- Directions -
Extract each line of the data below exactly as written.
- - -
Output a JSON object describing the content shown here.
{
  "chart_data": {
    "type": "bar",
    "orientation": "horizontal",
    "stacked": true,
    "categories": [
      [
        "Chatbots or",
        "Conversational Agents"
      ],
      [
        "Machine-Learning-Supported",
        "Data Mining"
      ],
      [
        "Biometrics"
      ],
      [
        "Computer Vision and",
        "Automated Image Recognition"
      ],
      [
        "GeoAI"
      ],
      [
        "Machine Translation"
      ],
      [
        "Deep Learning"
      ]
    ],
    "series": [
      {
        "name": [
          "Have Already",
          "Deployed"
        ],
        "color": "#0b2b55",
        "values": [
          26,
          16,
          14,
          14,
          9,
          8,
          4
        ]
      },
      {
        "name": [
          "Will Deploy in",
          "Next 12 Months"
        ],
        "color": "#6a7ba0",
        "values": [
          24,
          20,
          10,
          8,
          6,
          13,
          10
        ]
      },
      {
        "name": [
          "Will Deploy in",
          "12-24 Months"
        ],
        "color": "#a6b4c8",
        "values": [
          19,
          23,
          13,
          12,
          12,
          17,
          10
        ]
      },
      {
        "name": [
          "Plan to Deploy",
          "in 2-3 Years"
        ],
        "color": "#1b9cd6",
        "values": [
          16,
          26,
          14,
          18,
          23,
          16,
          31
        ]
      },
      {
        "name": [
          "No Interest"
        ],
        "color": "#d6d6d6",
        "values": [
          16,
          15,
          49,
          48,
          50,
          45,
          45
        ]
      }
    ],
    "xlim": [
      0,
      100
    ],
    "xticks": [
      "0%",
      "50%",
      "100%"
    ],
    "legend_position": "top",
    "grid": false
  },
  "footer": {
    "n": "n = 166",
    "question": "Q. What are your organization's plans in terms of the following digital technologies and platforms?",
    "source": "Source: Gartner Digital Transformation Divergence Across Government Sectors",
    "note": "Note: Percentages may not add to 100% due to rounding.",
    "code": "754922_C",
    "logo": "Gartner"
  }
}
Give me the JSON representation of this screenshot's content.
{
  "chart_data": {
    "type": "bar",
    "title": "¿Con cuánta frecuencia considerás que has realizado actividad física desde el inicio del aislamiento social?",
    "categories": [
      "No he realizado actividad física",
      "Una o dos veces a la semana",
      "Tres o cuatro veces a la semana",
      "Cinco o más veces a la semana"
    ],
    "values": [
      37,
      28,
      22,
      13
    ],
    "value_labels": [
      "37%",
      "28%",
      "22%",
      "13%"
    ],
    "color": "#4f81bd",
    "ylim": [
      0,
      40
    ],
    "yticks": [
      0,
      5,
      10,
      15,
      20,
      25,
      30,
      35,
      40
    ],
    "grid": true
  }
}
- - -
- Final result -
Output a JSON object describing the content shown here.
{
  "chart_data": {
    "type": "bar",
    "orientation": "horizontal",
    "stacked": true,
    "categories": [
      [
        "Chatbots or",
        "Conversational Agents"
      ],
      [
        "Machine-Learning-Supported",
        "Data Mining"
      ],
      [
        "Biometrics"
      ],
      [
        "Computer Vision and",
        "Automated Image Recognition"
      ],
      [
        "GeoAI"
      ],
      [
        "Machine Translation"
      ],
      [
        "Deep Learning"
      ]
    ],
    "series": [
      {
        "name": [
          "Have Already",
          "Deployed"
        ],
        "color": "#0b2b55",
        "values": [
          26,
          16,
          14,
          14,
          9,
          8,
          4
        ]
      },
      {
        "name": [
          "Will Deploy in",
          "Next 12 Months"
        ],
        "color": "#6a7ba0",
        "values": [
          24,
          20,
          10,
          8,
          6,
          13,
          10
        ]
      },
      {
        "name": [
          "Will Deploy in",
          "12-24 Months"
        ],
        "color": "#a6b4c8",
        "values": [
          19,
          23,
          13,
          12,
          12,
          17,
          10
        ]
      },
      {
        "name": [
          "Plan to Deploy",
          "in 2-3 Years"
        ],
        "color": "#1b9cd6",
        "values": [
          16,
          26,
          14,
          18,
          23,
          16,
          31
        ]
      },
      {
        "name": [
          "No Interest"
        ],
        "color": "#d6d6d6",
        "values": [
          16,
          15,
          49,
          48,
          50,
          45,
          45
        ]
      }
    ],
    "xlim": [
      0,
      100
    ],
    "xticks": [
      "0%",
      "50%",
      "100%"
    ],
    "legend_position": "top",
    "grid": false
  },
  "footer": {
    "n": "n = 166",
    "question": "Q. What are your organization's plans in terms of the following digital technologies and platforms?",
    "source": "Source: Gartner Digital Transformation Divergence Across Government Sectors",
    "note": "Note: Percentages may not add to 100% due to rounding.",
    "code": "754922_C",
    "logo": "Gartner"
  }
}
Give me the JSON representation of this screenshot's content.
{
  "chart_data": {
    "type": "bar",
    "title": "¿Con cuánta frecuencia considerás que has realizado actividad física desde el inicio del aislamiento social?",
    "categories": [
      "No he realizado actividad física",
      "Una o dos veces a la semana",
      "Tres o cuatro veces a la semana",
      "Cinco o más veces a la semana"
    ],
    "values": [
      37,
      28,
      22,
      13
    ],
    "value_labels": [
      "37%",
      "28%",
      "22%",
      "13%"
    ],
    "color": "#4f81bd",
    "ylim": [
      0,
      40
    ],
    "yticks": [
      0,
      5,
      10,
      15,
      20,
      25,
      30,
      35,
      40
    ],
    "grid": true
  }
}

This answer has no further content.